The task: Restate the records in their entirety, word for word.

Recorded information:

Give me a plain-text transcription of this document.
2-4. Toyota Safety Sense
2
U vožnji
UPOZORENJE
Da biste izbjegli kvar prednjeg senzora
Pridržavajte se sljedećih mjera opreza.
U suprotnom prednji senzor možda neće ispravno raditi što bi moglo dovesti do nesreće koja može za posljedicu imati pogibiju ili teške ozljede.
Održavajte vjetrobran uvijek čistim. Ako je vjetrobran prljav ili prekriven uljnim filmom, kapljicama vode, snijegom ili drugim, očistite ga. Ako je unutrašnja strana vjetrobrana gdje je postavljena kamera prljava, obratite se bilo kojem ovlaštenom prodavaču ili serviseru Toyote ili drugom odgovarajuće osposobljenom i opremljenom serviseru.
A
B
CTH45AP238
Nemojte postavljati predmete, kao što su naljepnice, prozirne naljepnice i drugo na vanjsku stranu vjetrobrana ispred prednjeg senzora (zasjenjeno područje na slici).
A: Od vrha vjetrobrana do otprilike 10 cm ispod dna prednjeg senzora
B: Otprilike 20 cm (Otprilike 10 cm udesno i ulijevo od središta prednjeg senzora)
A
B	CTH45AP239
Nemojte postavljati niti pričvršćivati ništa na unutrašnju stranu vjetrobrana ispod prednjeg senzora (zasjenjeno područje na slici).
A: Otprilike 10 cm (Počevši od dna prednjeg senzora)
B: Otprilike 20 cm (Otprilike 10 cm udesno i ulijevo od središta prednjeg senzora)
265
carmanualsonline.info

Output of the task:
Give me a plain-text transcription of this document.
2-4. Toyota Safety Sense
2
U vožnji
UPOZORENJE
Da biste izbjegli kvar prednjeg senzora
Pridržavajte se sljedećih mjera opreza.
U suprotnom prednji senzor možda neće ispravno raditi što bi moglo dovesti do nesreće koja može za posljedicu imati pogibiju ili teške ozljede.
Održavajte vjetrobran uvijek čistim. Ako je vjetrobran prljav ili prekriven uljnim filmom, kapljicama vode, snijegom ili drugim, očistite ga. Ako je unutrašnja strana vjetrobrana gdje je postavljena kamera prljava, obratite se bilo kojem ovlaštenom prodavaču ili serviseru Toyote ili drugom odgovarajuće osposobljenom i opremljenom serviseru.
A
B
CTH45AP238
Nemojte postavljati predmete, kao što su naljepnice, prozirne naljepnice i drugo na vanjsku stranu vjetrobrana ispred prednjeg senzora (zasjenjeno područje na slici).
A: Od vrha vjetrobrana do otprilike 10 cm ispod dna prednjeg senzora
B: Otprilike 20 cm (Otprilike 10 cm udesno i ulijevo od središta prednjeg senzora)
A
B	CTH45AP239
Nemojte postavljati niti pričvršćivati ništa na unutrašnju stranu vjetrobrana ispod prednjeg senzora (zasjenjeno područje na slici).
A: Otprilike 10 cm (Počevši od dna prednjeg senzora)
B: Otprilike 20 cm (Otprilike 10 cm udesno i ulijevo od središta prednjeg senzora)
265
carmanualsonline.info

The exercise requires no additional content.